## Start Data to use

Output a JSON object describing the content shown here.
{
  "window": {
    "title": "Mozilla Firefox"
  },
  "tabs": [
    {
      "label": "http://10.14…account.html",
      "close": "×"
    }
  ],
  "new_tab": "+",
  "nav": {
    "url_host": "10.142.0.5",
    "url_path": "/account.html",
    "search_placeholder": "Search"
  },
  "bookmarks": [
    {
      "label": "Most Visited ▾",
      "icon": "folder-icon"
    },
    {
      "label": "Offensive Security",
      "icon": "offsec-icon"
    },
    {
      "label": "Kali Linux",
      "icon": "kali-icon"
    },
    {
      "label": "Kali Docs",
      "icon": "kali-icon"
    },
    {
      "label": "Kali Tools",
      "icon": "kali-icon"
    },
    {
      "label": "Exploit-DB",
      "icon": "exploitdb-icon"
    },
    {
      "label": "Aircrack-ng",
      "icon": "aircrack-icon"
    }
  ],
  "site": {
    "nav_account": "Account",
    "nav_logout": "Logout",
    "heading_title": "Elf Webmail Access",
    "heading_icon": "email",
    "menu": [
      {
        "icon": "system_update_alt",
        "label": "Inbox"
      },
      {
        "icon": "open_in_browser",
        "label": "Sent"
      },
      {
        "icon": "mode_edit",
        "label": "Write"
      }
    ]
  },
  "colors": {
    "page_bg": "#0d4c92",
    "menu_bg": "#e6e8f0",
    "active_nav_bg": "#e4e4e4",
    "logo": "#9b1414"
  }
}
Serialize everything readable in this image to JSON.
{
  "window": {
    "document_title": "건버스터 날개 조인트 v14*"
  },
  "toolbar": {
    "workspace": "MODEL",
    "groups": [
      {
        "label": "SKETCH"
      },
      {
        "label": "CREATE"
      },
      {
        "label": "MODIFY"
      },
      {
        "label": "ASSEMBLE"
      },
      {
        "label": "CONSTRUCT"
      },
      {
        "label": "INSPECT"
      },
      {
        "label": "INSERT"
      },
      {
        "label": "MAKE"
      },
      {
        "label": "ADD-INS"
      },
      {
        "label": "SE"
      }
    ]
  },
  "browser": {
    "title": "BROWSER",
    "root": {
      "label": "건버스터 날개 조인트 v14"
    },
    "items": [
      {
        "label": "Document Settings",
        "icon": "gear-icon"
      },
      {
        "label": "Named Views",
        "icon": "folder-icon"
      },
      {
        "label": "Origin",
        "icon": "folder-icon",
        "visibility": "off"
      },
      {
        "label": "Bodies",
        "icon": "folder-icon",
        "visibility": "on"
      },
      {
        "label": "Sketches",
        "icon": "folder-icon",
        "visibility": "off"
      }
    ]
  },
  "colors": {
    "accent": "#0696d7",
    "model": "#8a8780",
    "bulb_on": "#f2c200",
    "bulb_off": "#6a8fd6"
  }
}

## End Data to use

-- Task --
Return, unchanged, each line from the line containing "Serialize everything readable" through the last line of the material.

-- Completed exercise --
Serialize everything readable in this image to JSON.
{
  "window": {
    "document_title": "건버스터 날개 조인트 v14*"
  },
  "toolbar": {
    "workspace": "MODEL",
    "groups": [
      {
        "label": "SKETCH"
      },
      {
        "label": "CREATE"
      },
      {
        "label": "MODIFY"
      },
      {
        "label": "ASSEMBLE"
      },
      {
        "label": "CONSTRUCT"
      },
      {
        "label": "INSPECT"
      },
      {
        "label": "INSERT"
      },
      {
        "label": "MAKE"
      },
      {
        "label": "ADD-INS"
      },
      {
        "label": "SE"
      }
    ]
  },
  "browser": {
    "title": "BROWSER",
    "root": {
      "label": "건버스터 날개 조인트 v14"
    },
    "items": [
      {
        "label": "Document Settings",
        "icon": "gear-icon"
      },
      {
        "label": "Named Views",
        "icon": "folder-icon"
      },
      {
        "label": "Origin",
        "icon": "folder-icon",
        "visibility": "off"
      },
      {
        "label": "Bodies",
        "icon": "folder-icon",
        "visibility": "on"
      },
      {
        "label": "Sketches",
        "icon": "folder-icon",
        "visibility": "off"
      }
    ]
  },
  "colors": {
    "accent": "#0696d7",
    "model": "#8a8780",
    "bulb_on": "#f2c200",
    "bulb_off": "#6a8fd6"
  }
}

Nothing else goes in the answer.